__Task instructions__: Extract every line of the items below without any change, leaving out the pictures.

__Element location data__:
· · ·
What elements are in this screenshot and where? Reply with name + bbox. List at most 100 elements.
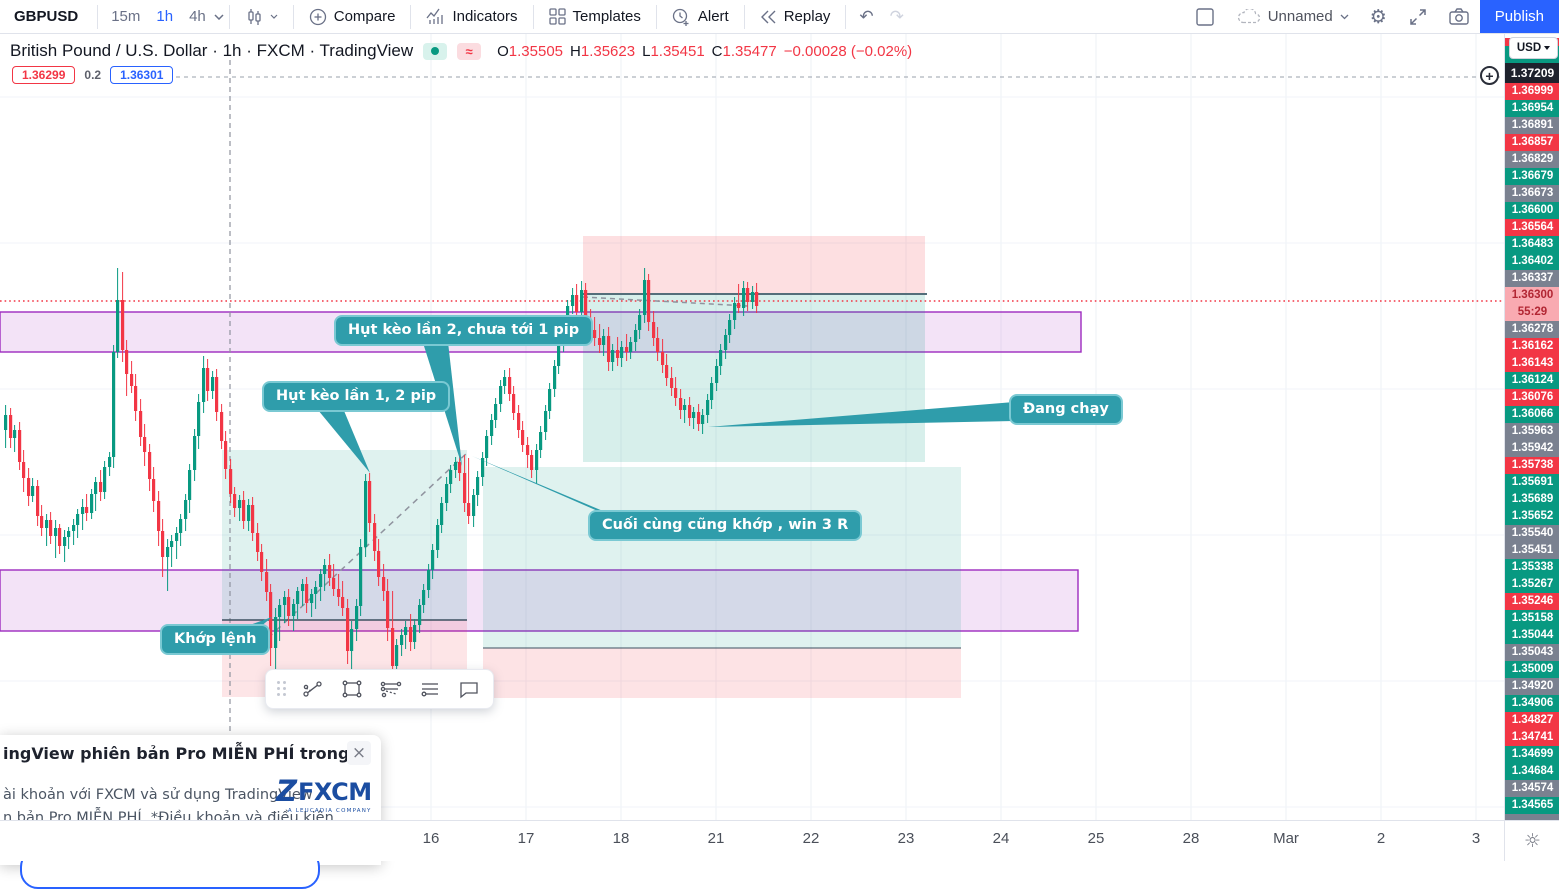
currency-label: USD: [1516, 42, 1542, 54]
fxcm-logo[interactable]: Z FXCM A LEUCADIA COMPANY: [276, 774, 372, 815]
timeframe-4h[interactable]: 4h: [189, 8, 206, 25]
price-label: 1.35246: [1505, 593, 1559, 610]
price-label: 1.36999: [1505, 83, 1559, 100]
settings-gear-icon[interactable]: ⚙: [1369, 5, 1387, 28]
dashed-trendline[interactable]: [267, 451, 469, 639]
price-label: 1.35738: [1505, 457, 1559, 474]
price-label: 1.36673: [1505, 185, 1559, 202]
parallel-channel-tool[interactable]: [373, 674, 409, 704]
layout-name: Unnamed: [1267, 8, 1333, 25]
visibility-dot-badge[interactable]: [423, 42, 448, 60]
currency-selector[interactable]: USD: [1509, 37, 1558, 59]
price-label: 1.34699: [1505, 746, 1559, 763]
symbol-button[interactable]: GBPUSD: [14, 8, 79, 25]
price-label: 1.35338: [1505, 559, 1559, 576]
approx-badge[interactable]: ≈: [457, 42, 482, 60]
popup-body-line: ài khoản với FXCM và sử dụng TradingView: [3, 787, 313, 803]
timeframe-15m[interactable]: 15m: [111, 8, 141, 25]
price-label: 1.35942: [1505, 440, 1559, 457]
fxcm-subtitle: A LEUCADIA COMPANY: [287, 808, 372, 814]
add-order-plus-icon[interactable]: +: [1480, 66, 1499, 85]
sell-order-label[interactable]: 1.36299: [12, 66, 76, 84]
chevron-down-icon[interactable]: [214, 13, 224, 20]
time-axis-label: 22: [802, 830, 820, 847]
callout-label[interactable]: Cuối cùng cũng khớp , win 3 R: [588, 510, 863, 541]
callout-label[interactable]: Khớp lệnh: [160, 624, 271, 655]
price-label: 1.35689: [1505, 491, 1559, 508]
big-position-loss-zone[interactable]: [483, 648, 961, 698]
price-label: 1.36162: [1505, 338, 1559, 355]
time-axis-label: 17: [517, 830, 535, 847]
rectangle-tool[interactable]: [334, 674, 370, 704]
time-axis-label: 21: [707, 830, 725, 847]
trend-line-tool[interactable]: [295, 674, 331, 704]
mini-dashed-line[interactable]: [582, 296, 749, 307]
purple-band-lower[interactable]: [0, 569, 1079, 632]
legend-title[interactable]: British Pound / U.S. Dollar · 1h · FXCM …: [10, 41, 414, 60]
price-label: 1.34741: [1505, 729, 1559, 746]
top-position-profit-zone[interactable]: [583, 294, 925, 462]
price-label: 1.35963: [1505, 423, 1559, 440]
price-label: 1.36337: [1505, 270, 1559, 287]
price-scale-labels: 1.370701.372091.369991.369541.368911.368…: [1505, 33, 1559, 820]
drag-handle-icon[interactable]: [277, 681, 287, 697]
order-quantity: 0.2: [84, 68, 102, 82]
price-label: 1.36857: [1505, 134, 1559, 151]
big-position-profit-zone[interactable]: [483, 467, 961, 648]
redo-button[interactable]: ↷: [889, 6, 904, 27]
price-label: 1.36600: [1505, 202, 1559, 219]
snapshot-camera-icon[interactable]: [1438, 8, 1480, 25]
callout-tail: [318, 406, 370, 473]
layout-select[interactable]: Unnamed: [1227, 0, 1359, 33]
price-label: 1.36143: [1505, 355, 1559, 372]
publish-button[interactable]: Publish: [1479, 0, 1559, 33]
price-label: 1.36829: [1505, 151, 1559, 168]
candles: [4, 268, 759, 679]
top-position-loss-zone[interactable]: [583, 236, 925, 294]
callout-label[interactable]: Hụt kèo lần 2, chưa tới 1 pip: [334, 315, 594, 346]
close-icon[interactable]: ×: [347, 741, 371, 765]
compare-button[interactable]: Compare: [299, 0, 406, 33]
price-label: 1.36483: [1505, 236, 1559, 253]
price-label: 1.35691: [1505, 474, 1559, 491]
layout-icon[interactable]: [1183, 7, 1227, 27]
theme-toggle[interactable]: ☼: [1504, 820, 1559, 861]
buy-order-label[interactable]: 1.36301: [110, 66, 174, 84]
comment-tool[interactable]: [451, 674, 487, 704]
templates-button[interactable]: Templates: [539, 0, 651, 33]
divider: [743, 4, 745, 29]
low-value: 1.35451: [650, 42, 705, 60]
price-label: 1.36954: [1505, 100, 1559, 117]
price-label: 1.36564: [1505, 219, 1559, 236]
chart-svg[interactable]: [0, 0, 1504, 820]
replay-button[interactable]: Replay: [750, 0, 841, 33]
callout-label[interactable]: Đang chạy: [1009, 394, 1123, 425]
price-label: 1.37209: [1505, 63, 1559, 83]
time-axis[interactable]: 16 17 18 21 22 23 24 25 28 Mar 2 3: [0, 820, 1504, 861]
price-label: 1.36076: [1505, 389, 1559, 406]
replay-label: Replay: [783, 8, 831, 25]
price-label: 1.34827: [1505, 712, 1559, 729]
callout-label[interactable]: Hụt kèo lần 1, 2 pip: [262, 381, 451, 412]
price-scale[interactable]: 1.370701.372091.369991.369541.368911.368…: [1504, 33, 1559, 820]
timeframe-1h[interactable]: 1h: [156, 8, 174, 25]
alert-label: Alert: [697, 8, 729, 25]
left-position-profit-zone[interactable]: [222, 450, 467, 620]
alert-button[interactable]: Alert: [662, 0, 739, 33]
undo-button[interactable]: ↶: [859, 6, 874, 27]
chart-style-button[interactable]: [235, 0, 288, 33]
change-value: −0.00028 (−0.02%): [783, 42, 913, 60]
price-label: 55:29: [1505, 304, 1559, 321]
cloud-icon: [1237, 9, 1261, 24]
indicators-button[interactable]: Indicators: [416, 0, 527, 33]
fullscreen-icon[interactable]: [1398, 8, 1438, 26]
close-value: 1.35477: [722, 42, 777, 60]
chevron-down-icon: [270, 14, 278, 19]
price-label: 1.36124: [1505, 372, 1559, 389]
callout-tail: [708, 402, 1014, 427]
divider: [228, 4, 230, 29]
fxcm-mark-icon: Z: [276, 774, 298, 808]
horizontal-lines-tool[interactable]: [412, 674, 448, 704]
divider: [410, 4, 412, 29]
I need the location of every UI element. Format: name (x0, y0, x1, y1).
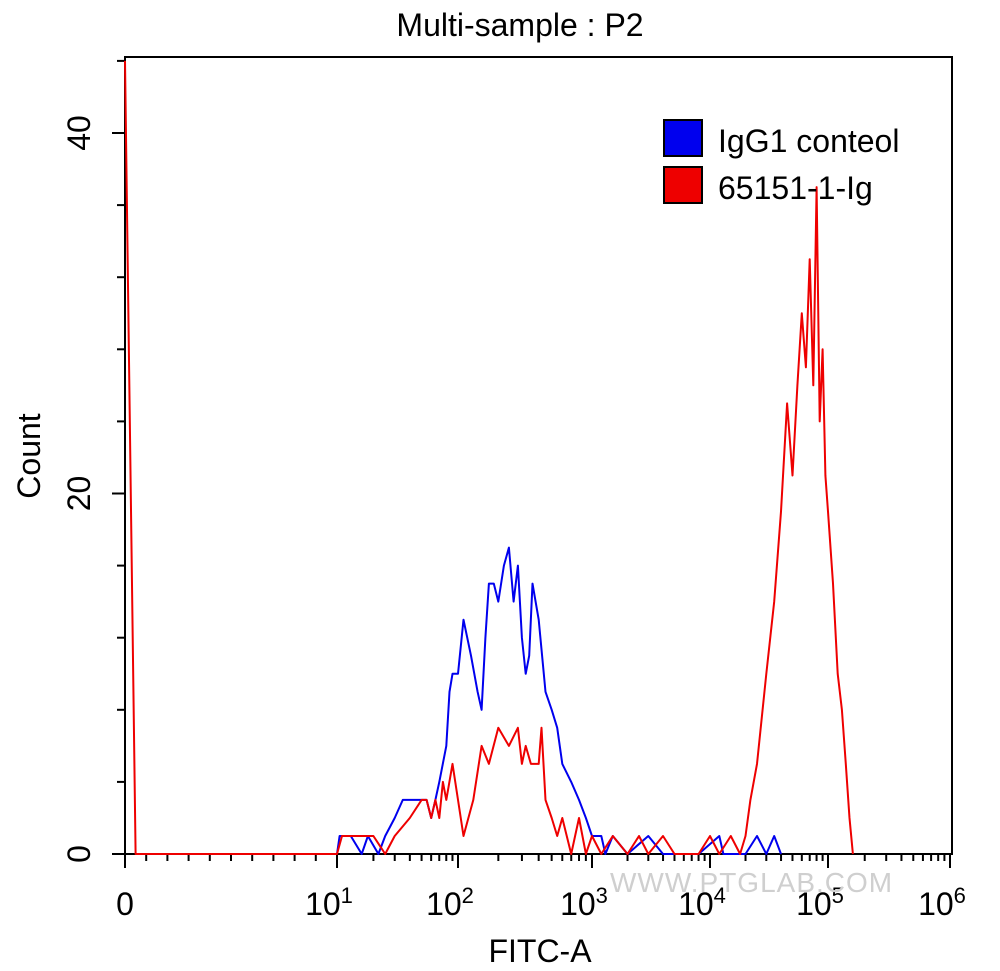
· · ·
__Task response__:
What elements are in this screenshot and where? Reply with name + bbox. List at most 100 elements.
currency-label: USD: [1516, 42, 1542, 54]
fxcm-logo[interactable]: Z FXCM A LEUCADIA COMPANY: [276, 774, 372, 815]
timeframe-4h[interactable]: 4h: [189, 8, 206, 25]
price-label: 1.35246: [1505, 593, 1559, 610]
price-label: 1.36999: [1505, 83, 1559, 100]
settings-gear-icon[interactable]: ⚙: [1369, 5, 1387, 28]
dashed-trendline[interactable]: [267, 451, 469, 639]
price-label: 1.35738: [1505, 457, 1559, 474]
price-label: 1.36673: [1505, 185, 1559, 202]
parallel-channel-tool[interactable]: [373, 674, 409, 704]
layout-name: Unnamed: [1267, 8, 1333, 25]
visibility-dot-badge[interactable]: [423, 42, 448, 60]
currency-selector[interactable]: USD: [1509, 37, 1558, 59]
price-label: 1.34699: [1505, 746, 1559, 763]
symbol-button[interactable]: GBPUSD: [14, 8, 79, 25]
price-label: 1.35338: [1505, 559, 1559, 576]
approx-badge[interactable]: ≈: [457, 42, 482, 60]
popup-body-line: ài khoản với FXCM và sử dụng TradingView: [3, 787, 313, 803]
timeframe-15m[interactable]: 15m: [111, 8, 141, 25]
price-label: 1.35942: [1505, 440, 1559, 457]
fxcm-subtitle: A LEUCADIA COMPANY: [287, 808, 372, 814]
add-order-plus-icon[interactable]: +: [1480, 66, 1499, 85]
sell-order-label[interactable]: 1.36299: [12, 66, 76, 84]
chevron-down-icon[interactable]: [214, 13, 224, 20]
time-axis-label: 22: [802, 830, 820, 847]
callout-label[interactable]: Cuối cùng cũng khớp , win 3 R: [588, 510, 863, 541]
callout-label[interactable]: Khớp lệnh: [160, 624, 271, 655]
price-label: 1.35689: [1505, 491, 1559, 508]
big-position-loss-zone[interactable]: [483, 648, 961, 698]
price-label: 1.36162: [1505, 338, 1559, 355]
time-axis-label: 17: [517, 830, 535, 847]
rectangle-tool[interactable]: [334, 674, 370, 704]
time-axis-label: 21: [707, 830, 725, 847]
trend-line-tool[interactable]: [295, 674, 331, 704]
mini-dashed-line[interactable]: [582, 296, 749, 307]
purple-band-lower[interactable]: [0, 569, 1079, 632]
legend-title[interactable]: British Pound / U.S. Dollar · 1h · FXCM …: [10, 41, 414, 60]
price-label: 1.34741: [1505, 729, 1559, 746]
top-position-profit-zone[interactable]: [583, 294, 925, 462]
price-label: 1.35963: [1505, 423, 1559, 440]
price-label: 1.36337: [1505, 270, 1559, 287]
price-scale-labels: 1.370701.372091.369991.369541.368911.368…: [1505, 33, 1559, 820]
drag-handle-icon[interactable]: [277, 681, 287, 697]
order-quantity: 0.2: [84, 68, 102, 82]
price-label: 1.36857: [1505, 134, 1559, 151]
big-position-profit-zone[interactable]: [483, 467, 961, 648]
redo-button[interactable]: ↷: [889, 6, 904, 27]
price-label: 1.36600: [1505, 202, 1559, 219]
snapshot-camera-icon[interactable]: [1438, 8, 1480, 25]
callout-tail: [318, 406, 370, 473]
layout-select[interactable]: Unnamed: [1227, 0, 1359, 33]
price-label: 1.36143: [1505, 355, 1559, 372]
publish-button[interactable]: Publish: [1479, 0, 1559, 33]
price-label: 1.36829: [1505, 151, 1559, 168]
candles: [4, 268, 759, 679]
top-position-loss-zone[interactable]: [583, 236, 925, 294]
callout-label[interactable]: Hụt kèo lần 2, chưa tới 1 pip: [334, 315, 594, 346]
close-icon[interactable]: ×: [347, 741, 371, 765]
compare-button[interactable]: Compare: [299, 0, 406, 33]
price-label: 1.36483: [1505, 236, 1559, 253]
price-label: 1.35691: [1505, 474, 1559, 491]
layout-icon[interactable]: [1183, 7, 1227, 27]
theme-toggle[interactable]: ☼: [1504, 820, 1559, 861]
buy-order-label[interactable]: 1.36301: [110, 66, 174, 84]
comment-tool[interactable]: [451, 674, 487, 704]
templates-button[interactable]: Templates: [539, 0, 651, 33]
divider: [743, 4, 745, 29]
low-value: 1.35451: [650, 42, 705, 60]
price-label: 1.36954: [1505, 100, 1559, 117]
price-label: 1.36564: [1505, 219, 1559, 236]
chart-svg[interactable]: [0, 0, 1504, 820]
replay-button[interactable]: Replay: [750, 0, 841, 33]
callout-label[interactable]: Đang chạy: [1009, 394, 1123, 425]
price-label: 1.37209: [1505, 63, 1559, 83]
time-axis[interactable]: 16 17 18 21 22 23 24 25 28 Mar 2 3: [0, 820, 1504, 861]
price-label: 1.36076: [1505, 389, 1559, 406]
replay-label: Replay: [783, 8, 831, 25]
price-label: 1.34827: [1505, 712, 1559, 729]
callout-label[interactable]: Hụt kèo lần 1, 2 pip: [262, 381, 451, 412]
price-scale[interactable]: 1.370701.372091.369991.369541.368911.368…: [1504, 33, 1559, 820]
timeframe-1h[interactable]: 1h: [156, 8, 174, 25]
alert-label: Alert: [697, 8, 729, 25]
left-position-profit-zone[interactable]: [222, 450, 467, 620]
alert-button[interactable]: Alert: [662, 0, 739, 33]
undo-button[interactable]: ↶: [859, 6, 874, 27]
chart-style-button[interactable]: [235, 0, 288, 33]
change-value: −0.00028 (−0.02%): [783, 42, 913, 60]
price-label: 55:29: [1505, 304, 1559, 321]
cloud-icon: [1237, 9, 1261, 24]
indicators-button[interactable]: Indicators: [416, 0, 527, 33]
fullscreen-icon[interactable]: [1398, 8, 1438, 26]
close-value: 1.35477: [722, 42, 777, 60]
chevron-down-icon: [270, 14, 278, 19]
price-label: 1.36124: [1505, 372, 1559, 389]
callout-tail: [708, 402, 1014, 427]
divider: [228, 4, 230, 29]
fxcm-mark-icon: Z: [276, 774, 298, 808]
horizontal-lines-tool[interactable]: [412, 674, 448, 704]
divider: [410, 4, 412, 29]
I need the location of every UI element. Format: name (x0, y0, x1, y1).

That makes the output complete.